# Exercise objective
Gather the lines from the material that contain "plain".

# Supplied records
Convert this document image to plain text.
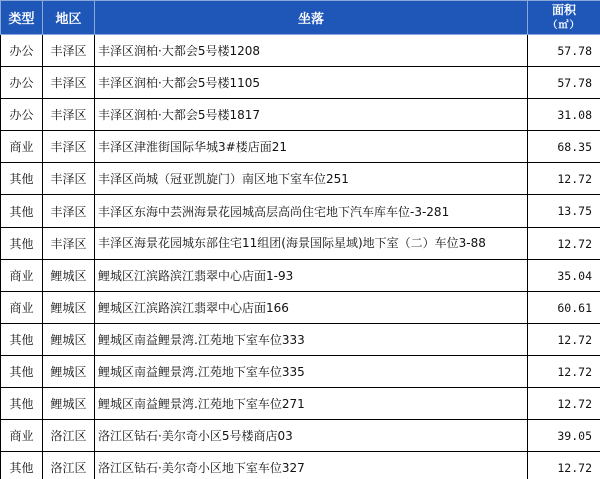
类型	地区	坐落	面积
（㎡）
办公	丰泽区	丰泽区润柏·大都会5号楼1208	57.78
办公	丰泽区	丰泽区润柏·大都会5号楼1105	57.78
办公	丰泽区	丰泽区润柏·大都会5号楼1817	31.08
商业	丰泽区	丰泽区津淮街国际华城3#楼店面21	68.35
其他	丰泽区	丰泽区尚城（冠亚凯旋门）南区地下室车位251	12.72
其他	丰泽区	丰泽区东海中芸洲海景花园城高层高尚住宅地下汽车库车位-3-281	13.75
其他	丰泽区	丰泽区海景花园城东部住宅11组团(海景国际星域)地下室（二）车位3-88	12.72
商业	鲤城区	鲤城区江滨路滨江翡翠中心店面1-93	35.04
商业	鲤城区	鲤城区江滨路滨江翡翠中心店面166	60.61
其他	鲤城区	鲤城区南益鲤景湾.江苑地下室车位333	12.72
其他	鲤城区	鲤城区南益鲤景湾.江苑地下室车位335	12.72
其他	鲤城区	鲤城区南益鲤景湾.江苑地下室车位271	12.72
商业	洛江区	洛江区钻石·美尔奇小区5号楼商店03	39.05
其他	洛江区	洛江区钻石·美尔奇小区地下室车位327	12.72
==
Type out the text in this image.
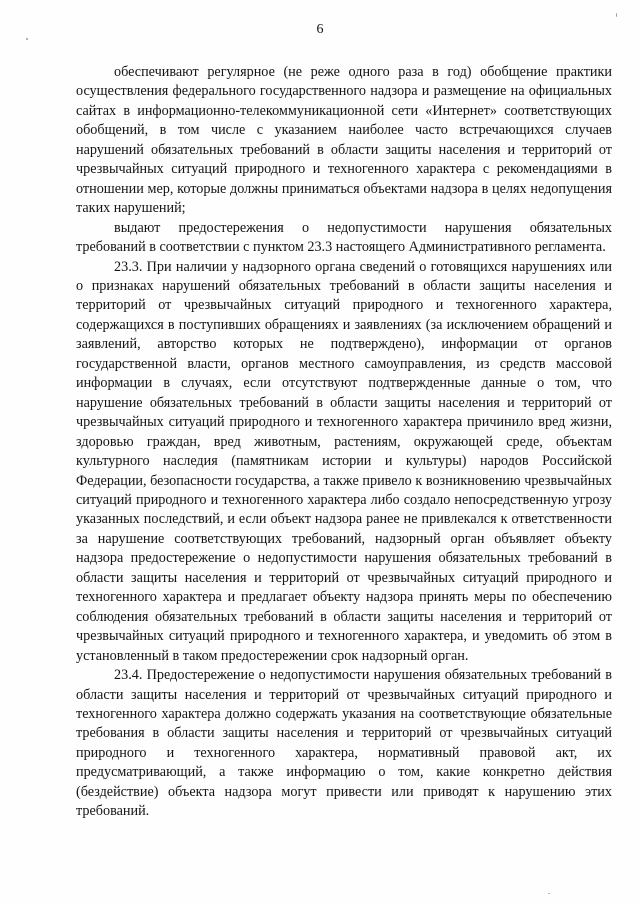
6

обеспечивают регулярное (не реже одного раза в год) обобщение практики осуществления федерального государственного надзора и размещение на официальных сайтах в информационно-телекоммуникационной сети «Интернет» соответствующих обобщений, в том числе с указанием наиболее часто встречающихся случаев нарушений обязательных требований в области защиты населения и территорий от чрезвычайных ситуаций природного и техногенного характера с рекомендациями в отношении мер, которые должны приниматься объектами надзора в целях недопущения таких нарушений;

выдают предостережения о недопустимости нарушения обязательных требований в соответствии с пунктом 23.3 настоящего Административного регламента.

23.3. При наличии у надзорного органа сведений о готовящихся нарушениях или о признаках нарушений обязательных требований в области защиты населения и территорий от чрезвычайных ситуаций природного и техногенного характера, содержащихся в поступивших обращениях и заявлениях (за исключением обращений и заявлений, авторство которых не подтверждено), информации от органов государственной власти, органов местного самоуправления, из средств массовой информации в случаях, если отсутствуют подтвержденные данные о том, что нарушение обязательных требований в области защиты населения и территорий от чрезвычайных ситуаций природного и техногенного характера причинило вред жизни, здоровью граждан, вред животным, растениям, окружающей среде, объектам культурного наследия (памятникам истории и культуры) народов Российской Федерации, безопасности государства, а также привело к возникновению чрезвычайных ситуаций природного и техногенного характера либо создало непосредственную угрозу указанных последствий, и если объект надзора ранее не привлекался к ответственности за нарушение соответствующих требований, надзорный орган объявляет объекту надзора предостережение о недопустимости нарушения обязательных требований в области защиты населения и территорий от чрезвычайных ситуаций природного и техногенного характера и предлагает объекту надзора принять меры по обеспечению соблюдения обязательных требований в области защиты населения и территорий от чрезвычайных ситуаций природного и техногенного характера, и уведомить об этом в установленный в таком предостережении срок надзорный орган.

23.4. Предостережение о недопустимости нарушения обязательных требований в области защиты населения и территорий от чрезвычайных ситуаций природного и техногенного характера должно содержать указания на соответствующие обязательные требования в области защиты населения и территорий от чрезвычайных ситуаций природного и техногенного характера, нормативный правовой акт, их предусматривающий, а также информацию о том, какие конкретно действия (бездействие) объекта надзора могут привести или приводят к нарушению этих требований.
--
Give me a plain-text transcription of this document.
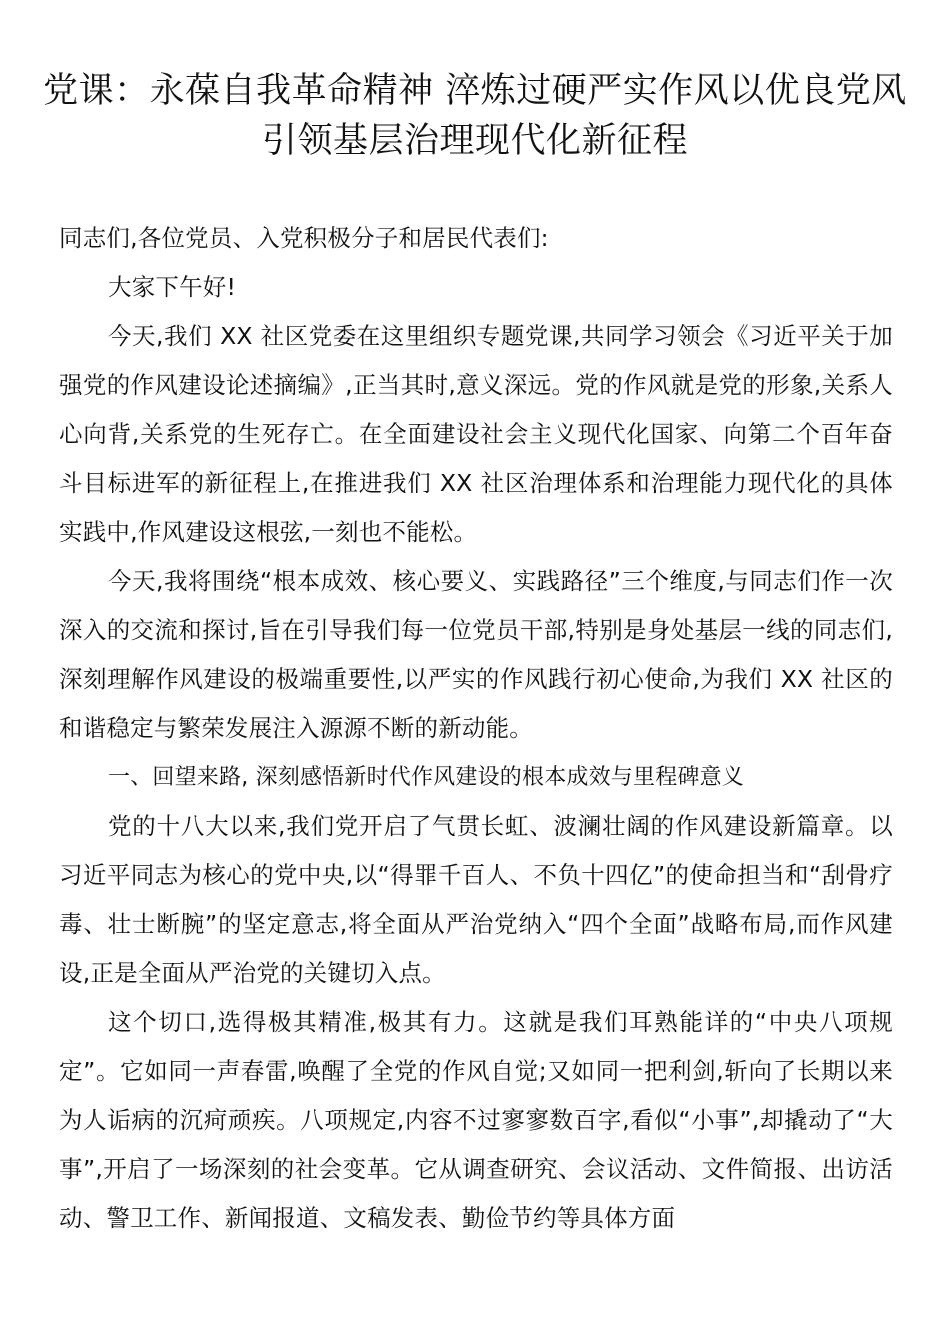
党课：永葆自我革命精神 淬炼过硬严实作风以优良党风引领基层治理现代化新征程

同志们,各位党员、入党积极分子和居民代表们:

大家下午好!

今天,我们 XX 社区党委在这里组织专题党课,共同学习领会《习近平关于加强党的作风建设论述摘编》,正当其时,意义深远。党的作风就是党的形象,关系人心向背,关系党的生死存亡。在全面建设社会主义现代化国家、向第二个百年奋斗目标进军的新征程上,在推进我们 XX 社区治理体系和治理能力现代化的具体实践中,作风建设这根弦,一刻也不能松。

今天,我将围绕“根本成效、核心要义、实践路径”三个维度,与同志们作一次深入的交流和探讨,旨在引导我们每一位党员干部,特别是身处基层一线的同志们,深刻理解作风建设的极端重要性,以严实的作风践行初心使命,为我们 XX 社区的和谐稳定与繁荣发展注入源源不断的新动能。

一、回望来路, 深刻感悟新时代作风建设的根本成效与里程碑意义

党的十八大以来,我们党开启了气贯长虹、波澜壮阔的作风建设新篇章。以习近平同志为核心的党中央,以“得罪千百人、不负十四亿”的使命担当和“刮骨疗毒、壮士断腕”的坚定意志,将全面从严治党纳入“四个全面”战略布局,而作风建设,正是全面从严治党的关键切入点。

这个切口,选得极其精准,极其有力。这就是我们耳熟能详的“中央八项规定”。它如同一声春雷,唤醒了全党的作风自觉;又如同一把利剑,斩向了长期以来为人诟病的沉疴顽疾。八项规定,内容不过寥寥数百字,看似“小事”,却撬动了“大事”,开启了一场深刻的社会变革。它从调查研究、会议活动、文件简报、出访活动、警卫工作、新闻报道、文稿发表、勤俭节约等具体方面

# Answer to this problem
Convert this document image to plain text.
Give me a plain-text transcription of this document.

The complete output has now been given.